**Exercise description**
Return the listing below unchanged, minus its pictures.

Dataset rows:
* * * * * * *
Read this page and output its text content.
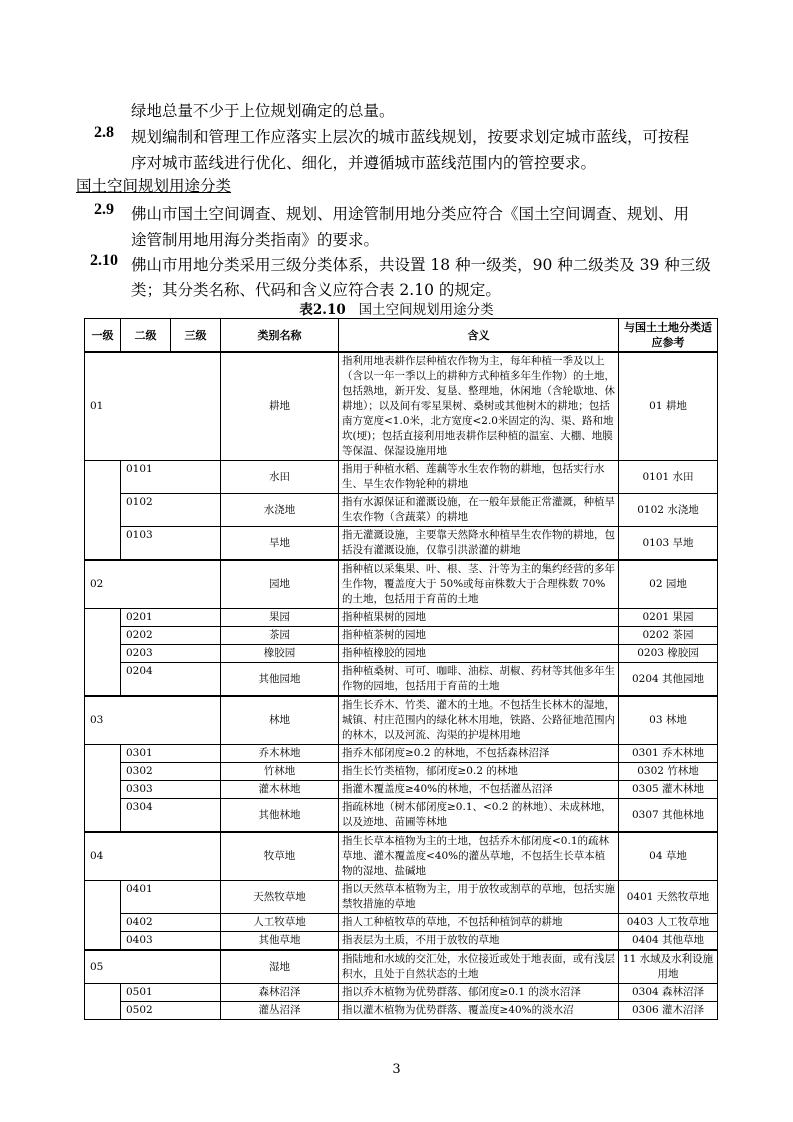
绿地总量不少于上位规划确定的总量。
2.8 规划编制和管理工作应落实上层次的城市蓝线规划，按要求划定城市蓝线，可按程
序对城市蓝线进行优化、细化，并遵循城市蓝线范围内的管控要求。
国土空间规划用途分类
2.9 佛山市国土空间调查、规划、用途管制用地分类应符合《国土空间调查、规划、用
途管制用地用海分类指南》的要求。
2.10 佛山市用地分类采用三级分类体系，共设置 18 种一级类，90 种二级类及 39 种三级
类；其分类名称、代码和含义应符合表 2.10 的规定。
表2.10 国土空间规划用途分类
一级	二级	三级	类别名称	含义	与国土土地分类适应参考
01			耕地	指利用地表耕作层种植农作物为主，每年种植一季及以上（含以一年一季以上的耕种方式种植多年生作物）的土地，包括熟地，新开发、复垦、整理地，休闲地（含轮歇地、休耕地）；以及间有零星果树、桑树或其他树木的耕地；包括南方宽度<1.0米，北方宽度<2.0米固定的沟、渠、路和地坎(埂)；包括直接利用地表耕作层种植的温室、大棚、地膜等保温、保湿设施用地	01 耕地
	0101		水田	指用于种植水稻、莲藕等水生农作物的耕地，包括实行水生、旱生农作物轮种的耕地	0101 水田
	0102		水浇地	指有水源保证和灌溉设施，在一般年景能正常灌溉，种植旱生农作物（含蔬菜）的耕地	0102 水浇地
	0103		旱地	指无灌溉设施，主要靠天然降水种植旱生农作物的耕地，包括没有灌溉设施，仅靠引洪淤灌的耕地	0103 旱地
02			园地	指种植以采集果、叶、根、茎、汁等为主的集约经营的多年生作物，覆盖度大于 50%或每亩株数大于合理株数 70%的土地，包括用于育苗的土地	02 园地
	0201		果园	指种植果树的园地	0201 果园
	0202		茶园	指种植茶树的园地	0202 茶园
	0203		橡胶园	指种植橡胶的园地	0203 橡胶园
	0204		其他园地	指种植桑树、可可、咖啡、油棕、胡椒、药材等其他多年生作物的园地，包括用于育苗的土地	0204 其他园地
03			林地	指生长乔木、竹类、灌木的土地。不包括生长林木的湿地，城镇、村庄范围内的绿化林木用地，铁路、公路征地范围内的林木，以及河流、沟渠的护堤林用地	03 林地
	0301		乔木林地	指乔木郁闭度≥0.2 的林地，不包括森林沼泽	0301 乔木林地
	0302		竹林地	指生长竹类植物，郁闭度≥0.2 的林地	0302 竹林地
	0303		灌木林地	指灌木覆盖度≥40%的林地，不包括灌丛沼泽	0305 灌木林地
	0304		其他林地	指疏林地（树木郁闭度≥0.1、<0.2 的林地）、未成林地，以及迹地、苗圃等林地	0307 其他林地
04			牧草地	指生长草本植物为主的土地，包括乔木郁闭度<0.1的疏林草地、灌木覆盖度<40%的灌丛草地，不包括生长草本植物的湿地、盐碱地	04 草地
	0401		天然牧草地	指以天然草本植物为主，用于放牧或割草的草地，包括实施禁牧措施的草地	0401 天然牧草地
	0402		人工牧草地	指人工种植牧草的草地，不包括种植饲草的耕地	0403 人工牧草地
	0403		其他草地	指表层为土质，不用于放牧的草地	0404 其他草地
05			湿地	指陆地和水域的交汇处，水位接近或处于地表面，或有浅层积水，且处于自然状态的土地	11 水域及水利设施用地
	0501		森林沼泽	指以乔木植物为优势群落、郁闭度≥0.1 的淡水沼泽	0304 森林沼泽
	0502		灌丛沼泽	指以灌木植物为优势群落、覆盖度≥40%的淡水沼	0306 灌木沼泽
3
* * * * * * *
**Worked answer**
Read this page and output its text content.
绿地总量不少于上位规划确定的总量。
2.8 规划编制和管理工作应落实上层次的城市蓝线规划，按要求划定城市蓝线，可按程
序对城市蓝线进行优化、细化，并遵循城市蓝线范围内的管控要求。
国土空间规划用途分类
2.9 佛山市国土空间调查、规划、用途管制用地分类应符合《国土空间调查、规划、用
途管制用地用海分类指南》的要求。
2.10 佛山市用地分类采用三级分类体系，共设置 18 种一级类，90 种二级类及 39 种三级
类；其分类名称、代码和含义应符合表 2.10 的规定。
表2.10 国土空间规划用途分类
一级	二级	三级	类别名称	含义	与国土土地分类适应参考
01			耕地	指利用地表耕作层种植农作物为主，每年种植一季及以上（含以一年一季以上的耕种方式种植多年生作物）的土地，包括熟地，新开发、复垦、整理地，休闲地（含轮歇地、休耕地）；以及间有零星果树、桑树或其他树木的耕地；包括南方宽度<1.0米，北方宽度<2.0米固定的沟、渠、路和地坎(埂)；包括直接利用地表耕作层种植的温室、大棚、地膜等保温、保湿设施用地	01 耕地
	0101		水田	指用于种植水稻、莲藕等水生农作物的耕地，包括实行水生、旱生农作物轮种的耕地	0101 水田
	0102		水浇地	指有水源保证和灌溉设施，在一般年景能正常灌溉，种植旱生农作物（含蔬菜）的耕地	0102 水浇地
	0103		旱地	指无灌溉设施，主要靠天然降水种植旱生农作物的耕地，包括没有灌溉设施，仅靠引洪淤灌的耕地	0103 旱地
02			园地	指种植以采集果、叶、根、茎、汁等为主的集约经营的多年生作物，覆盖度大于 50%或每亩株数大于合理株数 70%的土地，包括用于育苗的土地	02 园地
	0201		果园	指种植果树的园地	0201 果园
	0202		茶园	指种植茶树的园地	0202 茶园
	0203		橡胶园	指种植橡胶的园地	0203 橡胶园
	0204		其他园地	指种植桑树、可可、咖啡、油棕、胡椒、药材等其他多年生作物的园地，包括用于育苗的土地	0204 其他园地
03			林地	指生长乔木、竹类、灌木的土地。不包括生长林木的湿地，城镇、村庄范围内的绿化林木用地，铁路、公路征地范围内的林木，以及河流、沟渠的护堤林用地	03 林地
	0301		乔木林地	指乔木郁闭度≥0.2 的林地，不包括森林沼泽	0301 乔木林地
	0302		竹林地	指生长竹类植物，郁闭度≥0.2 的林地	0302 竹林地
	0303		灌木林地	指灌木覆盖度≥40%的林地，不包括灌丛沼泽	0305 灌木林地
	0304		其他林地	指疏林地（树木郁闭度≥0.1、<0.2 的林地）、未成林地，以及迹地、苗圃等林地	0307 其他林地
04			牧草地	指生长草本植物为主的土地，包括乔木郁闭度<0.1的疏林草地、灌木覆盖度<40%的灌丛草地，不包括生长草本植物的湿地、盐碱地	04 草地
	0401		天然牧草地	指以天然草本植物为主，用于放牧或割草的草地，包括实施禁牧措施的草地	0401 天然牧草地
	0402		人工牧草地	指人工种植牧草的草地，不包括种植饲草的耕地	0403 人工牧草地
	0403		其他草地	指表层为土质，不用于放牧的草地	0404 其他草地
05			湿地	指陆地和水域的交汇处，水位接近或处于地表面，或有浅层积水，且处于自然状态的土地	11 水域及水利设施用地
	0501		森林沼泽	指以乔木植物为优势群落、郁闭度≥0.1 的淡水沼泽	0304 森林沼泽
	0502		灌丛沼泽	指以灌木植物为优势群落、覆盖度≥40%的淡水沼	0306 灌木沼泽
3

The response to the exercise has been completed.